THE PROBLEM
Return the records exactly as they are.

#### SOURCE DATA

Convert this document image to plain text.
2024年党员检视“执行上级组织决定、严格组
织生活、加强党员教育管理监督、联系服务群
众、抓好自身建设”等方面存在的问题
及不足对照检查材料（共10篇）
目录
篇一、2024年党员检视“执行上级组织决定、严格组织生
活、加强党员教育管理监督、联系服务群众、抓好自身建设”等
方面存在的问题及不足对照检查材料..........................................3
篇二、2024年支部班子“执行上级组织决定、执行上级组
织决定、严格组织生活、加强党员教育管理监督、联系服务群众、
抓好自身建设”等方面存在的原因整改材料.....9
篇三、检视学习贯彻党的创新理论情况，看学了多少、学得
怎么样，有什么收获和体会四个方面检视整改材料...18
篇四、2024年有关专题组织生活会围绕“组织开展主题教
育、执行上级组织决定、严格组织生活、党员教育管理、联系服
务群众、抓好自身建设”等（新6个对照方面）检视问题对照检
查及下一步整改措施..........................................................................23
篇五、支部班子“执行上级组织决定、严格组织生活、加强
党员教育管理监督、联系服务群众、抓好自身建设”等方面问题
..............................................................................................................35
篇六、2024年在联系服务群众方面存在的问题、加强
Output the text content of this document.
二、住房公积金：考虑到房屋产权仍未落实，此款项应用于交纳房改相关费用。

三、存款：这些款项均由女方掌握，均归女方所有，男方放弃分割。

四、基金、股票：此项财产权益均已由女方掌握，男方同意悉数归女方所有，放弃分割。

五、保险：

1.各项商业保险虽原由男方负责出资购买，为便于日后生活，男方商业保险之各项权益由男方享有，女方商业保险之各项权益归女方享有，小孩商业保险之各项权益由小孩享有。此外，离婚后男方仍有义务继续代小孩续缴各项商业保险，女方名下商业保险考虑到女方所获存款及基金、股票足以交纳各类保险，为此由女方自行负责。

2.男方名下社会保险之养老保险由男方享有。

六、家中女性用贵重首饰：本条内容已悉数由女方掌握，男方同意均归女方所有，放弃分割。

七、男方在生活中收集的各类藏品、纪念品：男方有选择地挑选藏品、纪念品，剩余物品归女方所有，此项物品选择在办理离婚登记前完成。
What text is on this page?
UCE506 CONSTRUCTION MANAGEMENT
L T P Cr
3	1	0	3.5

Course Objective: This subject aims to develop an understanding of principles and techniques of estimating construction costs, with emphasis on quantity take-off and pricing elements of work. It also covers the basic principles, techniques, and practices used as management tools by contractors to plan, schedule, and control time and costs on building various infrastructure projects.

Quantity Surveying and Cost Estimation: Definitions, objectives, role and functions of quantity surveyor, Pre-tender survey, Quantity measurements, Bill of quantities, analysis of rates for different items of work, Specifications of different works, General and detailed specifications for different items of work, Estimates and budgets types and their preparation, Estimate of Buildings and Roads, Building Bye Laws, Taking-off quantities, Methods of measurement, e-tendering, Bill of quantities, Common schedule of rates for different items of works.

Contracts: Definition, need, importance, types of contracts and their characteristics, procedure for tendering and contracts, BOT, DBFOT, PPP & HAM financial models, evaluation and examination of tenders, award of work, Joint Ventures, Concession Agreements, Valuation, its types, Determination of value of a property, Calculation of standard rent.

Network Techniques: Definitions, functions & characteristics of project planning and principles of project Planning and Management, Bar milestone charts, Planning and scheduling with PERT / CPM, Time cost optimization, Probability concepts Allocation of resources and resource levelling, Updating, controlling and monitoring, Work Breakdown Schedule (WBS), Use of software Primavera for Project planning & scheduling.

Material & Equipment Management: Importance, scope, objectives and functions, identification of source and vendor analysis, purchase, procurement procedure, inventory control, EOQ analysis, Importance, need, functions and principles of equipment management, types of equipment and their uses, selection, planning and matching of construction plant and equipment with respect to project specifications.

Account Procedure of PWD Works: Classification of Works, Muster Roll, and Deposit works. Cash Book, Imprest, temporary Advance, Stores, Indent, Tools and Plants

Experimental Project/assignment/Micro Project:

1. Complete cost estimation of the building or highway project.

########

ANSWER IN FULL
Convert this document image to plain text.
2024年党员检视“执行上级组织决定、严格组
织生活、加强党员教育管理监督、联系服务群
众、抓好自身建设”等方面存在的问题
及不足对照检查材料（共10篇）
目录
篇一、2024年党员检视“执行上级组织决定、严格组织生
活、加强党员教育管理监督、联系服务群众、抓好自身建设”等
方面存在的问题及不足对照检查材料..........................................3
篇二、2024年支部班子“执行上级组织决定、执行上级组
织决定、严格组织生活、加强党员教育管理监督、联系服务群众、
抓好自身建设”等方面存在的原因整改材料.....9
篇三、检视学习贯彻党的创新理论情况，看学了多少、学得
怎么样，有什么收获和体会四个方面检视整改材料...18
篇四、2024年有关专题组织生活会围绕“组织开展主题教
育、执行上级组织决定、严格组织生活、党员教育管理、联系服
务群众、抓好自身建设”等（新6个对照方面）检视问题对照检
查及下一步整改措施..........................................................................23
篇五、支部班子“执行上级组织决定、严格组织生活、加强
党员教育管理监督、联系服务群众、抓好自身建设”等方面问题
..............................................................................................................35
篇六、2024年在联系服务群众方面存在的问题、加强
Output the text content of this document.
二、住房公积金：考虑到房屋产权仍未落实，此款项应用于交纳房改相关费用。

三、存款：这些款项均由女方掌握，均归女方所有，男方放弃分割。

四、基金、股票：此项财产权益均已由女方掌握，男方同意悉数归女方所有，放弃分割。

五、保险：

1.各项商业保险虽原由男方负责出资购买，为便于日后生活，男方商业保险之各项权益由男方享有，女方商业保险之各项权益归女方享有，小孩商业保险之各项权益由小孩享有。此外，离婚后男方仍有义务继续代小孩续缴各项商业保险，女方名下商业保险考虑到女方所获存款及基金、股票足以交纳各类保险，为此由女方自行负责。

2.男方名下社会保险之养老保险由男方享有。

六、家中女性用贵重首饰：本条内容已悉数由女方掌握，男方同意均归女方所有，放弃分割。

七、男方在生活中收集的各类藏品、纪念品：男方有选择地挑选藏品、纪念品，剩余物品归女方所有，此项物品选择在办理离婚登记前完成。
What text is on this page?
UCE506 CONSTRUCTION MANAGEMENT
L T P Cr
3	1	0	3.5

Course Objective: This subject aims to develop an understanding of principles and techniques of estimating construction costs, with emphasis on quantity take-off and pricing elements of work. It also covers the basic principles, techniques, and practices used as management tools by contractors to plan, schedule, and control time and costs on building various infrastructure projects.

Quantity Surveying and Cost Estimation: Definitions, objectives, role and functions of quantity surveyor, Pre-tender survey, Quantity measurements, Bill of quantities, analysis of rates for different items of work, Specifications of different works, General and detailed specifications for different items of work, Estimates and budgets types and their preparation, Estimate of Buildings and Roads, Building Bye Laws, Taking-off quantities, Methods of measurement, e-tendering, Bill of quantities, Common schedule of rates for different items of works.

Contracts: Definition, need, importance, types of contracts and their characteristics, procedure for tendering and contracts, BOT, DBFOT, PPP & HAM financial models, evaluation and examination of tenders, award of work, Joint Ventures, Concession Agreements, Valuation, its types, Determination of value of a property, Calculation of standard rent.

Network Techniques: Definitions, functions & characteristics of project planning and principles of project Planning and Management, Bar milestone charts, Planning and scheduling with PERT / CPM, Time cost optimization, Probability concepts Allocation of resources and resource levelling, Updating, controlling and monitoring, Work Breakdown Schedule (WBS), Use of software Primavera for Project planning & scheduling.

Material & Equipment Management: Importance, scope, objectives and functions, identification of source and vendor analysis, purchase, procurement procedure, inventory control, EOQ analysis, Importance, need, functions and principles of equipment management, types of equipment and their uses, selection, planning and matching of construction plant and equipment with respect to project specifications.

Account Procedure of PWD Works: Classification of Works, Muster Roll, and Deposit works. Cash Book, Imprest, temporary Advance, Stores, Indent, Tools and Plants

Experimental Project/assignment/Micro Project:

1. Complete cost estimation of the building or highway project.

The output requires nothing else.